> Exercise description
Write the material out again in full, exactly.

::::::::

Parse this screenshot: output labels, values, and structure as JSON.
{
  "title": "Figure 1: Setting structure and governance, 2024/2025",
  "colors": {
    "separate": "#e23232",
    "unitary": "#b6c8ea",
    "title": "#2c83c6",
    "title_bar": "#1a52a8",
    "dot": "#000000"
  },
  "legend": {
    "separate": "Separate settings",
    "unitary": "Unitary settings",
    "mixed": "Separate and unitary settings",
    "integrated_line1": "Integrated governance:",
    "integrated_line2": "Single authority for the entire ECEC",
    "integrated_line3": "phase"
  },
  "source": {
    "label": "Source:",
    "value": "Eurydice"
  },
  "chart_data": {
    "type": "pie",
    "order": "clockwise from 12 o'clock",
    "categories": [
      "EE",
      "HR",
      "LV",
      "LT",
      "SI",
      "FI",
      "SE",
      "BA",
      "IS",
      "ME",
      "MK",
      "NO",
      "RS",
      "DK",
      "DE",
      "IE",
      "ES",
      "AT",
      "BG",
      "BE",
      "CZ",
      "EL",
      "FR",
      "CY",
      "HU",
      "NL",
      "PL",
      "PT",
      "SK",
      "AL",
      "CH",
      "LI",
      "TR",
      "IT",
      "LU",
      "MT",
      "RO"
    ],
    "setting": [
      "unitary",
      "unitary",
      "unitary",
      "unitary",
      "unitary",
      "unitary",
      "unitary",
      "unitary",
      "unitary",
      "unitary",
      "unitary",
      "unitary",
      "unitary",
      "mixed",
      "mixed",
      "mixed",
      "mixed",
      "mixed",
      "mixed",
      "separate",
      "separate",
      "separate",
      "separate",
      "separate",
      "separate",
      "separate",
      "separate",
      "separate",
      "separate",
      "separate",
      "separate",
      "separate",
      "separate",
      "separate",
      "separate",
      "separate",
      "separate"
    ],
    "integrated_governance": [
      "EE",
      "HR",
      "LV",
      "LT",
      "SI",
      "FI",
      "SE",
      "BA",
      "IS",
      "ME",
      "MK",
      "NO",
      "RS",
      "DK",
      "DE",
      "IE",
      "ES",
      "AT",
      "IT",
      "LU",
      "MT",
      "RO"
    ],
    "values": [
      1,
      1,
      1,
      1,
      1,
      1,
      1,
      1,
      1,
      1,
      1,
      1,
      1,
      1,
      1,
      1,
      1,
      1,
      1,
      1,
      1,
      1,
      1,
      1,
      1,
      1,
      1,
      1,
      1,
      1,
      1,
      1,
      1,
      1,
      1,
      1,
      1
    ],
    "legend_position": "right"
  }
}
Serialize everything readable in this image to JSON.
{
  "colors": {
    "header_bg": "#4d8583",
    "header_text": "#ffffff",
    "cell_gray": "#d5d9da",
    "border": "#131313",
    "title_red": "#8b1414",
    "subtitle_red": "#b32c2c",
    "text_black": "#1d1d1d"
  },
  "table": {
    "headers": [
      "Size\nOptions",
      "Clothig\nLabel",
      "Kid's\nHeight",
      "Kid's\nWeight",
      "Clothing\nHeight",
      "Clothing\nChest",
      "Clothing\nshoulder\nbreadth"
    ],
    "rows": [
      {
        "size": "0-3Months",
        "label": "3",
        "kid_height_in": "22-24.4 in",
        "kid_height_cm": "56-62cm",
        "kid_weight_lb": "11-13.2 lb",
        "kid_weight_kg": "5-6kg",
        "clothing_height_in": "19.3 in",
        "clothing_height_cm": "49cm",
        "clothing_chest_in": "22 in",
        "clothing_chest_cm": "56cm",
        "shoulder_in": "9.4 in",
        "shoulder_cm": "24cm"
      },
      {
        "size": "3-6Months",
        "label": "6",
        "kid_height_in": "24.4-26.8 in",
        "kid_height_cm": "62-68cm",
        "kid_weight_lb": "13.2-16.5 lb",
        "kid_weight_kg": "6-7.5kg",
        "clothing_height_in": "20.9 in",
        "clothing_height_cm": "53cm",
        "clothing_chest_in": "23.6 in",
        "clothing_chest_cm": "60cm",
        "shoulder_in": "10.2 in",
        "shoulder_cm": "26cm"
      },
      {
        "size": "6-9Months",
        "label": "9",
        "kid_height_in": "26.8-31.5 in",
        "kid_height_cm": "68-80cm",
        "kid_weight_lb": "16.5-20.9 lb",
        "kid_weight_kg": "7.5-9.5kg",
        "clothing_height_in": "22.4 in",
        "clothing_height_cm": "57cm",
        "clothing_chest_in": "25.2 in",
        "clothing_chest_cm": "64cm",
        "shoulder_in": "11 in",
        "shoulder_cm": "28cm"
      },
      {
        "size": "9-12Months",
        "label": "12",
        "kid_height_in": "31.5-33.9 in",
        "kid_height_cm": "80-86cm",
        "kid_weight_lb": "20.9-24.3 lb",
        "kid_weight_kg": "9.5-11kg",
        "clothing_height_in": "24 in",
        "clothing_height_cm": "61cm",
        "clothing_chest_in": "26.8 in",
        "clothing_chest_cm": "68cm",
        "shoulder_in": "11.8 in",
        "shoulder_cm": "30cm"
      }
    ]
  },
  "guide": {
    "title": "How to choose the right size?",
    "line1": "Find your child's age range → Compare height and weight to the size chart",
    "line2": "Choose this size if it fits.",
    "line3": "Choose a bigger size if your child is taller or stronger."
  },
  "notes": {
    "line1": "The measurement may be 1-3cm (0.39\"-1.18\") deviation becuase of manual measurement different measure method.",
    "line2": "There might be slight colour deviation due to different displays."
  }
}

::::::::

> Response below
Parse this screenshot: output labels, values, and structure as JSON.
{
  "title": "Figure 1: Setting structure and governance, 2024/2025",
  "colors": {
    "separate": "#e23232",
    "unitary": "#b6c8ea",
    "title": "#2c83c6",
    "title_bar": "#1a52a8",
    "dot": "#000000"
  },
  "legend": {
    "separate": "Separate settings",
    "unitary": "Unitary settings",
    "mixed": "Separate and unitary settings",
    "integrated_line1": "Integrated governance:",
    "integrated_line2": "Single authority for the entire ECEC",
    "integrated_line3": "phase"
  },
  "source": {
    "label": "Source:",
    "value": "Eurydice"
  },
  "chart_data": {
    "type": "pie",
    "order": "clockwise from 12 o'clock",
    "categories": [
      "EE",
      "HR",
      "LV",
      "LT",
      "SI",
      "FI",
      "SE",
      "BA",
      "IS",
      "ME",
      "MK",
      "NO",
      "RS",
      "DK",
      "DE",
      "IE",
      "ES",
      "AT",
      "BG",
      "BE",
      "CZ",
      "EL",
      "FR",
      "CY",
      "HU",
      "NL",
      "PL",
      "PT",
      "SK",
      "AL",
      "CH",
      "LI",
      "TR",
      "IT",
      "LU",
      "MT",
      "RO"
    ],
    "setting": [
      "unitary",
      "unitary",
      "unitary",
      "unitary",
      "unitary",
      "unitary",
      "unitary",
      "unitary",
      "unitary",
      "unitary",
      "unitary",
      "unitary",
      "unitary",
      "mixed",
      "mixed",
      "mixed",
      "mixed",
      "mixed",
      "mixed",
      "separate",
      "separate",
      "separate",
      "separate",
      "separate",
      "separate",
      "separate",
      "separate",
      "separate",
      "separate",
      "separate",
      "separate",
      "separate",
      "separate",
      "separate",
      "separate",
      "separate",
      "separate"
    ],
    "integrated_governance": [
      "EE",
      "HR",
      "LV",
      "LT",
      "SI",
      "FI",
      "SE",
      "BA",
      "IS",
      "ME",
      "MK",
      "NO",
      "RS",
      "DK",
      "DE",
      "IE",
      "ES",
      "AT",
      "IT",
      "LU",
      "MT",
      "RO"
    ],
    "values": [
      1,
      1,
      1,
      1,
      1,
      1,
      1,
      1,
      1,
      1,
      1,
      1,
      1,
      1,
      1,
      1,
      1,
      1,
      1,
      1,
      1,
      1,
      1,
      1,
      1,
      1,
      1,
      1,
      1,
      1,
      1,
      1,
      1,
      1,
      1,
      1,
      1
    ],
    "legend_position": "right"
  }
}
Serialize everything readable in this image to JSON.
{
  "colors": {
    "header_bg": "#4d8583",
    "header_text": "#ffffff",
    "cell_gray": "#d5d9da",
    "border": "#131313",
    "title_red": "#8b1414",
    "subtitle_red": "#b32c2c",
    "text_black": "#1d1d1d"
  },
  "table": {
    "headers": [
      "Size\nOptions",
      "Clothig\nLabel",
      "Kid's\nHeight",
      "Kid's\nWeight",
      "Clothing\nHeight",
      "Clothing\nChest",
      "Clothing\nshoulder\nbreadth"
    ],
    "rows": [
      {
        "size": "0-3Months",
        "label": "3",
        "kid_height_in": "22-24.4 in",
        "kid_height_cm": "56-62cm",
        "kid_weight_lb": "11-13.2 lb",
        "kid_weight_kg": "5-6kg",
        "clothing_height_in": "19.3 in",
        "clothing_height_cm": "49cm",
        "clothing_chest_in": "22 in",
        "clothing_chest_cm": "56cm",
        "shoulder_in": "9.4 in",
        "shoulder_cm": "24cm"
      },
      {
        "size": "3-6Months",
        "label": "6",
        "kid_height_in": "24.4-26.8 in",
        "kid_height_cm": "62-68cm",
        "kid_weight_lb": "13.2-16.5 lb",
        "kid_weight_kg": "6-7.5kg",
        "clothing_height_in": "20.9 in",
        "clothing_height_cm": "53cm",
        "clothing_chest_in": "23.6 in",
        "clothing_chest_cm": "60cm",
        "shoulder_in": "10.2 in",
        "shoulder_cm": "26cm"
      },
      {
        "size": "6-9Months",
        "label": "9",
        "kid_height_in": "26.8-31.5 in",
        "kid_height_cm": "68-80cm",
        "kid_weight_lb": "16.5-20.9 lb",
        "kid_weight_kg": "7.5-9.5kg",
        "clothing_height_in": "22.4 in",
        "clothing_height_cm": "57cm",
        "clothing_chest_in": "25.2 in",
        "clothing_chest_cm": "64cm",
        "shoulder_in": "11 in",
        "shoulder_cm": "28cm"
      },
      {
        "size": "9-12Months",
        "label": "12",
        "kid_height_in": "31.5-33.9 in",
        "kid_height_cm": "80-86cm",
        "kid_weight_lb": "20.9-24.3 lb",
        "kid_weight_kg": "9.5-11kg",
        "clothing_height_in": "24 in",
        "clothing_height_cm": "61cm",
        "clothing_chest_in": "26.8 in",
        "clothing_chest_cm": "68cm",
        "shoulder_in": "11.8 in",
        "shoulder_cm": "30cm"
      }
    ]
  },
  "guide": {
    "title": "How to choose the right size?",
    "line1": "Find your child's age range → Compare height and weight to the size chart",
    "line2": "Choose this size if it fits.",
    "line3": "Choose a bigger size if your child is taller or stronger."
  },
  "notes": {
    "line1": "The measurement may be 1-3cm (0.39\"-1.18\") deviation becuase of manual measurement different measure method.",
    "line2": "There might be slight colour deviation due to different displays."
  }
}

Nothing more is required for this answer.